* [Task instructions]: Return all the data, word for word.

(Dataset excerpt)
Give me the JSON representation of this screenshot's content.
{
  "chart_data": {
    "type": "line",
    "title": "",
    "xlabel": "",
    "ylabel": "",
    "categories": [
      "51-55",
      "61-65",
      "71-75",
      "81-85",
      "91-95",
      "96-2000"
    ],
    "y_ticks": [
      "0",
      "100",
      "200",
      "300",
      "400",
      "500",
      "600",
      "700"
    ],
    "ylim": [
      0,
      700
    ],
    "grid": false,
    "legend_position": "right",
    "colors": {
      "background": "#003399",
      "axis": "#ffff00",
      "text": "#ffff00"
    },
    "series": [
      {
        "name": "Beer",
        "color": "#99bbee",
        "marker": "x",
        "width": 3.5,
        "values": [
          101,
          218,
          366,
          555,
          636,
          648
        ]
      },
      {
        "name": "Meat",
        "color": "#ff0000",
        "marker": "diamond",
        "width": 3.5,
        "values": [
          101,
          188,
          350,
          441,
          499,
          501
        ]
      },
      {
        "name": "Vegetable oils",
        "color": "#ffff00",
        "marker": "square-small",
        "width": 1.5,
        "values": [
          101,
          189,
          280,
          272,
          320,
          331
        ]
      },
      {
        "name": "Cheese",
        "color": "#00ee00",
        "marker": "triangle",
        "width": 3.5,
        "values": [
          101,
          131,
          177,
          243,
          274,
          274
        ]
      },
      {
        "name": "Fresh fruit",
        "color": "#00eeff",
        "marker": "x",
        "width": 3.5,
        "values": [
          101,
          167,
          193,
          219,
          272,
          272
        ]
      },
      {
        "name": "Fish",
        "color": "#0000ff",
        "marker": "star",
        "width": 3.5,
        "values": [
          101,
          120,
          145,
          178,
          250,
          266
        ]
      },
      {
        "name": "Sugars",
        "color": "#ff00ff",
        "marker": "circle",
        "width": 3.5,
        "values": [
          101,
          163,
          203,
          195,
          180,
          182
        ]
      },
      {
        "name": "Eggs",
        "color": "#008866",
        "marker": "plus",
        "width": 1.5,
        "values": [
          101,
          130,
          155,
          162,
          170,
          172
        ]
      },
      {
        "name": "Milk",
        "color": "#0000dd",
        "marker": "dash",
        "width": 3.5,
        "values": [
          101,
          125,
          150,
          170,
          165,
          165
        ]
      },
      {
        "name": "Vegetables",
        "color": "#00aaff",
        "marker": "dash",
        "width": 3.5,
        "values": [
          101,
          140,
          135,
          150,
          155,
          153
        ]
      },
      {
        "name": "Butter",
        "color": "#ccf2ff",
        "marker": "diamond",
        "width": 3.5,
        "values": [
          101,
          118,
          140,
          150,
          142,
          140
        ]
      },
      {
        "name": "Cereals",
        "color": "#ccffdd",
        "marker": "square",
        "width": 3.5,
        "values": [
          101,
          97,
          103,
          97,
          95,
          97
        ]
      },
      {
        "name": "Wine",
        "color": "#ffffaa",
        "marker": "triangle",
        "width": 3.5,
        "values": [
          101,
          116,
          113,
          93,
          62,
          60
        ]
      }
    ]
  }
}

* [Expected output]:
Give me the JSON representation of this screenshot's content.
{
  "chart_data": {
    "type": "line",
    "title": "",
    "xlabel": "",
    "ylabel": "",
    "categories": [
      "51-55",
      "61-65",
      "71-75",
      "81-85",
      "91-95",
      "96-2000"
    ],
    "y_ticks": [
      "0",
      "100",
      "200",
      "300",
      "400",
      "500",
      "600",
      "700"
    ],
    "ylim": [
      0,
      700
    ],
    "grid": false,
    "legend_position": "right",
    "colors": {
      "background": "#003399",
      "axis": "#ffff00",
      "text": "#ffff00"
    },
    "series": [
      {
        "name": "Beer",
        "color": "#99bbee",
        "marker": "x",
        "width": 3.5,
        "values": [
          101,
          218,
          366,
          555,
          636,
          648
        ]
      },
      {
        "name": "Meat",
        "color": "#ff0000",
        "marker": "diamond",
        "width": 3.5,
        "values": [
          101,
          188,
          350,
          441,
          499,
          501
        ]
      },
      {
        "name": "Vegetable oils",
        "color": "#ffff00",
        "marker": "square-small",
        "width": 1.5,
        "values": [
          101,
          189,
          280,
          272,
          320,
          331
        ]
      },
      {
        "name": "Cheese",
        "color": "#00ee00",
        "marker": "triangle",
        "width": 3.5,
        "values": [
          101,
          131,
          177,
          243,
          274,
          274
        ]
      },
      {
        "name": "Fresh fruit",
        "color": "#00eeff",
        "marker": "x",
        "width": 3.5,
        "values": [
          101,
          167,
          193,
          219,
          272,
          272
        ]
      },
      {
        "name": "Fish",
        "color": "#0000ff",
        "marker": "star",
        "width": 3.5,
        "values": [
          101,
          120,
          145,
          178,
          250,
          266
        ]
      },
      {
        "name": "Sugars",
        "color": "#ff00ff",
        "marker": "circle",
        "width": 3.5,
        "values": [
          101,
          163,
          203,
          195,
          180,
          182
        ]
      },
      {
        "name": "Eggs",
        "color": "#008866",
        "marker": "plus",
        "width": 1.5,
        "values": [
          101,
          130,
          155,
          162,
          170,
          172
        ]
      },
      {
        "name": "Milk",
        "color": "#0000dd",
        "marker": "dash",
        "width": 3.5,
        "values": [
          101,
          125,
          150,
          170,
          165,
          165
        ]
      },
      {
        "name": "Vegetables",
        "color": "#00aaff",
        "marker": "dash",
        "width": 3.5,
        "values": [
          101,
          140,
          135,
          150,
          155,
          153
        ]
      },
      {
        "name": "Butter",
        "color": "#ccf2ff",
        "marker": "diamond",
        "width": 3.5,
        "values": [
          101,
          118,
          140,
          150,
          142,
          140
        ]
      },
      {
        "name": "Cereals",
        "color": "#ccffdd",
        "marker": "square",
        "width": 3.5,
        "values": [
          101,
          97,
          103,
          97,
          95,
          97
        ]
      },
      {
        "name": "Wine",
        "color": "#ffffaa",
        "marker": "triangle",
        "width": 3.5,
        "values": [
          101,
          116,
          113,
          93,
          62,
          60
        ]
      }
    ]
  }
}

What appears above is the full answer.